→ **PROBLEM TO WORK ON**
Continue the mailing-list message on URIs as capabilities and Google's indexing of chat discussions, starting right after its final sentence.

→ **EXCERPTED PASSAGE**
—————

Google indexing chat discussions - URIs as capabilities from Noah Mendelsohn on 2023-09-27 (www-tag@w3.org from September 2023)

From: Noah Mendelsohn <noah@cs.tufts.edu>
Date: Wed, 27 Sep 2023 10:45:53 -0400
To: "www-tag@w3.org" <www-tag@w3.org>
Message-ID: <3ef80c80-4da5-8003-9305-73f0126e9561@cs.tufts.edu>

Hello TAG folks after all these years. I hope you are doing well!

Back when I was in the group (centuries ago), one of the things we discussed was the degree to which the Web was architected to support the use of URIs as capabilities. By that I mean, roughly: to what degree and in which circumstances can we assume that distribution or publication of some particular URI is sufficiently well controlled and limited, that possession of the URI can be taken as permission to make some use of the identified resource?

Obviously, such URI-as-capability designs have become common in corners of the Web. For example, many Web-based file storage systems (Dropbox, Google Drive, among many others) allow you to mint a URI with the understanding that you will probably share it, perhaps via email, only with those who are to have access. (...and yes, precisely because URIs are suspect as a capability mechanism, the better among these storage systems also allow you to mint URIs in which access control is properly orthogonal to identification, I.e. for which you need to log on to get access to some particular document).

—————

→ **ENTRIES PROVIDED**
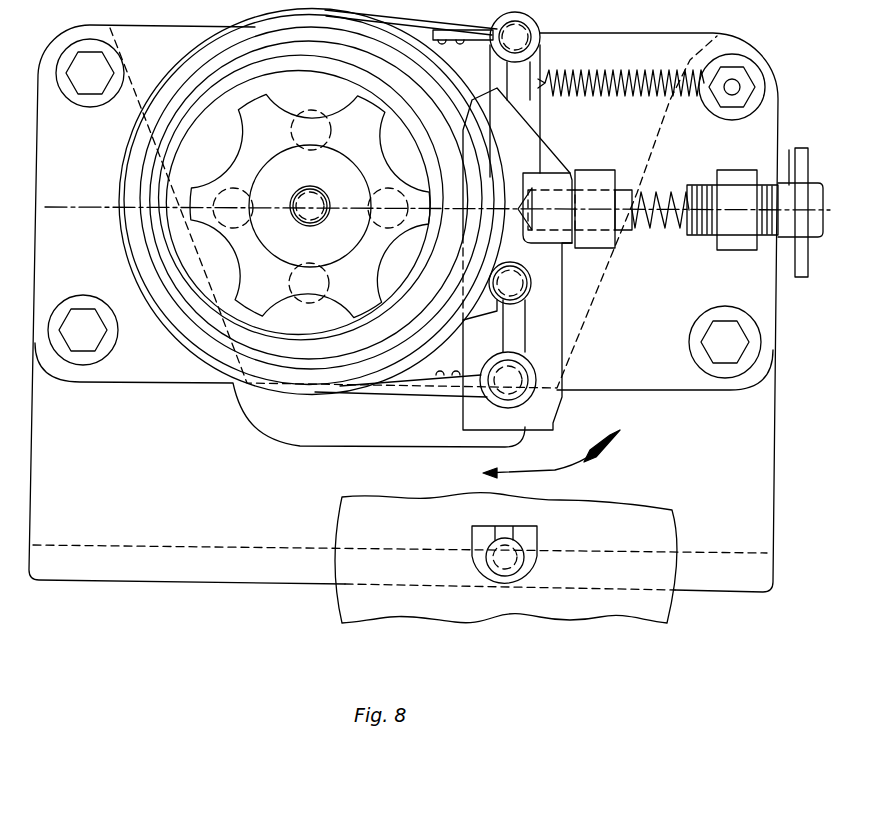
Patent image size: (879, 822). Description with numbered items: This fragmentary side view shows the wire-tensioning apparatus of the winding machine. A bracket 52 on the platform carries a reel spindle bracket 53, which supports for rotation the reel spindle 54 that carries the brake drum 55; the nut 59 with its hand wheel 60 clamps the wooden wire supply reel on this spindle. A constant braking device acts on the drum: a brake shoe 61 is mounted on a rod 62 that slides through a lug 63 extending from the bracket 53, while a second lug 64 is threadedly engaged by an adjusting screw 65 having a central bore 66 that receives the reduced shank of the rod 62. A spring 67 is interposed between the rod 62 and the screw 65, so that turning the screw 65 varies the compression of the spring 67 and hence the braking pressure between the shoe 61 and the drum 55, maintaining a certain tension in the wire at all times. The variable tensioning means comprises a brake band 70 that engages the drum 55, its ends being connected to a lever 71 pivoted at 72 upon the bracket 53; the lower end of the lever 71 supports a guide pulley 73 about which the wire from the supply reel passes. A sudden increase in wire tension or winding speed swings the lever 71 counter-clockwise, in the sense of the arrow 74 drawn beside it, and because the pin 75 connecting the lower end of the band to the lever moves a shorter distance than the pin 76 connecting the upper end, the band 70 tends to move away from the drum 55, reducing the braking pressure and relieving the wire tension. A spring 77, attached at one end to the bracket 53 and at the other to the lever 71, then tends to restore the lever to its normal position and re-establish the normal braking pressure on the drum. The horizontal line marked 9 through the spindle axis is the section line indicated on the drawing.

The section line 9- 9 is at (52, 205).
The bracket 52 is at (770, 420).
The reel spindle bracket 53 is at (612, 26).
The reel spindle 54 is at (322, 195).
The brake drum 55 is at (192, 72).
The nut 59 is at (343, 155).
The hand wheel 60 is at (383, 144).
The brake shoe 61 is at (522, 289).
The rod 62 is at (625, 233).
The lug 63 is at (600, 249).
The lug 64 is at (732, 250).
The adjusting screw 65 is at (800, 200).
The central bore 66 is at (742, 215).
The spring 67 is at (670, 231).
The brake band 70 is at (122, 174).
The lever 71 is at (543, 108).
The pivot 72 is at (519, 237).
The guide pulley 73 is at (337, 527).
The direction arrow 74 is at (551, 457).
The pin 75 is at (532, 394).
The pin 76 is at (541, 38).
The spring 77 is at (660, 70).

—————

→ **ANSWER TO THE EXERCISE**
Back in the day, I was somewhat of an outlier on the TAG in being nervous about endorsing this URI-as-capability practice. My view was and is that mechanisms for controlling the distribution and use of URIs are at best ad hoc and unreliable. Most obviously, URIs wind up in places like traffic logs, screen shots of browser windows, etc. but in general there is no clean architecture for managing their transmission or distribution. Of course, it's a feature of the web that, from a technological point of view, plain-text URIs can be freely copied anywhere.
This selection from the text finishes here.